→ **DESCRIPTION OF THE TASK**
Your task is to copy the material exactly.

## begin RAW DATA

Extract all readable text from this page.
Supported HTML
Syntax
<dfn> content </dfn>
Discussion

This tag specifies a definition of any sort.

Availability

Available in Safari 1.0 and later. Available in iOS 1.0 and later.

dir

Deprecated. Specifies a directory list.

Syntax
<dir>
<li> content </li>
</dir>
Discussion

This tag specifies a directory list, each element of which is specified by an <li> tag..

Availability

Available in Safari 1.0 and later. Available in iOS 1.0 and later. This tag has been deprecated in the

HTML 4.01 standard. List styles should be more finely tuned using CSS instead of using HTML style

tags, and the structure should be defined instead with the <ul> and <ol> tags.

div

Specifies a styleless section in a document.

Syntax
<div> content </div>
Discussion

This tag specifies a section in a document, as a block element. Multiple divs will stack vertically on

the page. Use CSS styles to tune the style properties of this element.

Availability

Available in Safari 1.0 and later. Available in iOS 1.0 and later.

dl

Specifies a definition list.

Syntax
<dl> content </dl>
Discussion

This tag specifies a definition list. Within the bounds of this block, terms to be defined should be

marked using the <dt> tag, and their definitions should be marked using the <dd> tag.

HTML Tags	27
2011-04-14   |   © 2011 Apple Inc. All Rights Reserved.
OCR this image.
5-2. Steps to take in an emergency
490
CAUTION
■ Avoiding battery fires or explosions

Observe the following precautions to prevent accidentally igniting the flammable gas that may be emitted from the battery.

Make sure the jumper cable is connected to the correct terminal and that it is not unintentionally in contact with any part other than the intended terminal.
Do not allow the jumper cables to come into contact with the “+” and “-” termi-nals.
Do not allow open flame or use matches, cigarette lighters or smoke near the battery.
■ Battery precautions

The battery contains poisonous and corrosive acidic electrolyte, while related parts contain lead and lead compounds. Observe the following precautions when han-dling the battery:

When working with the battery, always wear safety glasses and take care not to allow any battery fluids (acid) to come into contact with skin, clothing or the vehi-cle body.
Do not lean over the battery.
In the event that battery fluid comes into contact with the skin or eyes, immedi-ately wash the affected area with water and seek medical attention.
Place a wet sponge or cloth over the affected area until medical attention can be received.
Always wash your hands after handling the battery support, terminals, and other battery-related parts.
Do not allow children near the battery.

## end RAW DATA

→ **TASK RESULT**
Extract all readable text from this page.
Supported HTML
Syntax
<dfn> content </dfn>
Discussion

This tag specifies a definition of any sort.

Availability

Available in Safari 1.0 and later. Available in iOS 1.0 and later.

dir

Deprecated. Specifies a directory list.

Syntax
<dir>
<li> content </li>
</dir>
Discussion

This tag specifies a directory list, each element of which is specified by an <li> tag..

Availability

Available in Safari 1.0 and later. Available in iOS 1.0 and later. This tag has been deprecated in the

HTML 4.01 standard. List styles should be more finely tuned using CSS instead of using HTML style

tags, and the structure should be defined instead with the <ul> and <ol> tags.

div

Specifies a styleless section in a document.

Syntax
<div> content </div>
Discussion

This tag specifies a section in a document, as a block element. Multiple divs will stack vertically on

the page. Use CSS styles to tune the style properties of this element.

Availability

Available in Safari 1.0 and later. Available in iOS 1.0 and later.

dl

Specifies a definition list.

Syntax
<dl> content </dl>
Discussion

This tag specifies a definition list. Within the bounds of this block, terms to be defined should be

marked using the <dt> tag, and their definitions should be marked using the <dd> tag.

HTML Tags	27
2011-04-14   |   © 2011 Apple Inc. All Rights Reserved.
OCR this image.
5-2. Steps to take in an emergency
490
CAUTION
■ Avoiding battery fires or explosions

Observe the following precautions to prevent accidentally igniting the flammable gas that may be emitted from the battery.

Make sure the jumper cable is connected to the correct terminal and that it is not unintentionally in contact with any part other than the intended terminal.
Do not allow the jumper cables to come into contact with the “+” and “-” termi-nals.
Do not allow open flame or use matches, cigarette lighters or smoke near the battery.
■ Battery precautions

The battery contains poisonous and corrosive acidic electrolyte, while related parts contain lead and lead compounds. Observe the following precautions when han-dling the battery:

When working with the battery, always wear safety glasses and take care not to allow any battery fluids (acid) to come into contact with skin, clothing or the vehi-cle body.
Do not lean over the battery.
In the event that battery fluid comes into contact with the skin or eyes, immedi-ately wash the affected area with water and seek medical attention.
Place a wet sponge or cloth over the affected area until medical attention can be received.
Always wash your hands after handling the battery support, terminals, and other battery-related parts.
Do not allow children near the battery.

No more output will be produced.